Job:
Once the pictures are set aside, transcribe the remaining data exactly.

-- Start of Input data --

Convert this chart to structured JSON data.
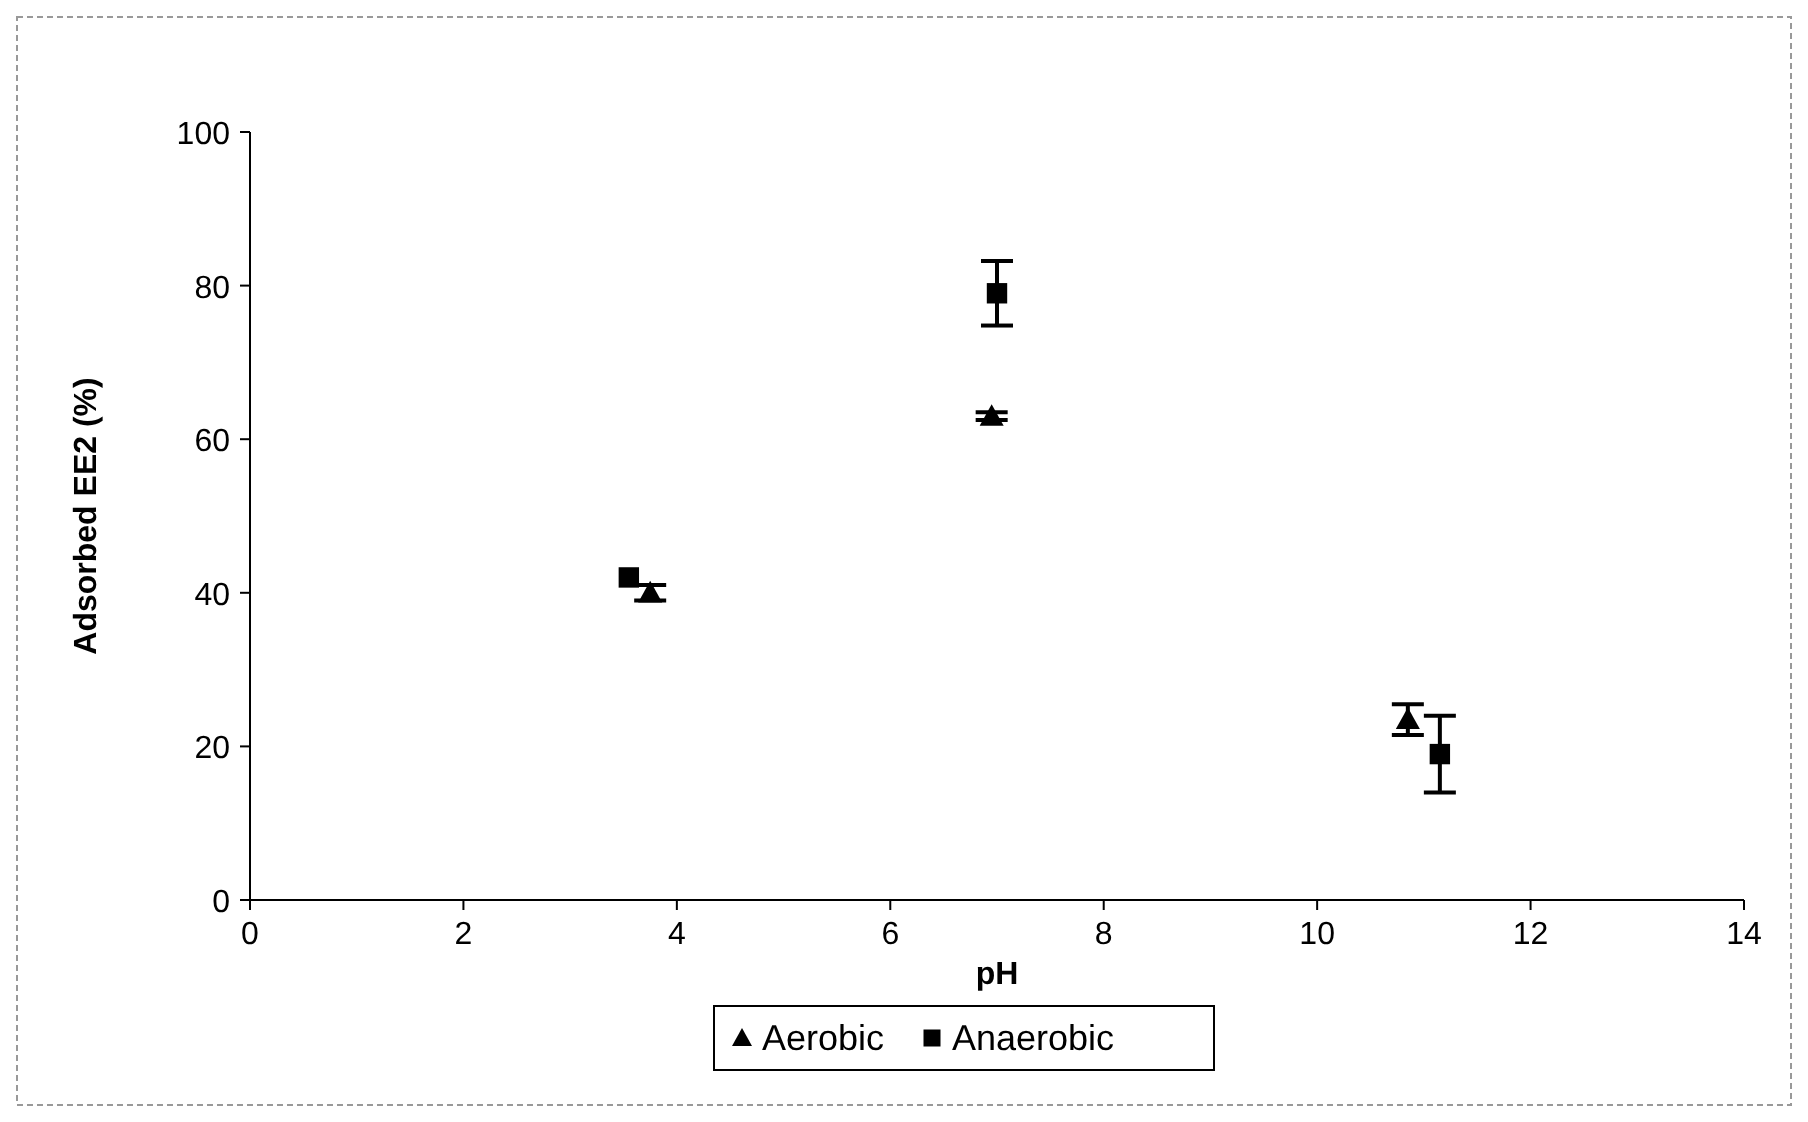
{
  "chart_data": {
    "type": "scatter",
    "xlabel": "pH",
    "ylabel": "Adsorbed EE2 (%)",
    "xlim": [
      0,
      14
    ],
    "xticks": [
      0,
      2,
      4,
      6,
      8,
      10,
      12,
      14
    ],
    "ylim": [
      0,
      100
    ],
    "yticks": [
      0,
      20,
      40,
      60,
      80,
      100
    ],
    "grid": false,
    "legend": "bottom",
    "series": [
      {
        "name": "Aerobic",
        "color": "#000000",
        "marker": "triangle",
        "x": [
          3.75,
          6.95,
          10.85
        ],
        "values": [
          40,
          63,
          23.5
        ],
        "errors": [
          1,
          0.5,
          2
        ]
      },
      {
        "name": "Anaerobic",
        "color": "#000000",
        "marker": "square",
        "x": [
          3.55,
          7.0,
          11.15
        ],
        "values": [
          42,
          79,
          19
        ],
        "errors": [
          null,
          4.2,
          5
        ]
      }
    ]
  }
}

-- End of Input data --

Written solution:
Convert this chart to structured JSON data.
{
  "chart_data": {
    "type": "scatter",
    "xlabel": "pH",
    "ylabel": "Adsorbed EE2 (%)",
    "xlim": [
      0,
      14
    ],
    "xticks": [
      0,
      2,
      4,
      6,
      8,
      10,
      12,
      14
    ],
    "ylim": [
      0,
      100
    ],
    "yticks": [
      0,
      20,
      40,
      60,
      80,
      100
    ],
    "grid": false,
    "legend": "bottom",
    "series": [
      {
        "name": "Aerobic",
        "color": "#000000",
        "marker": "triangle",
        "x": [
          3.75,
          6.95,
          10.85
        ],
        "values": [
          40,
          63,
          23.5
        ],
        "errors": [
          1,
          0.5,
          2
        ]
      },
      {
        "name": "Anaerobic",
        "color": "#000000",
        "marker": "square",
        "x": [
          3.55,
          7.0,
          11.15
        ],
        "values": [
          42,
          79,
          19
        ],
        "errors": [
          null,
          4.2,
          5
        ]
      }
    ]
  }
}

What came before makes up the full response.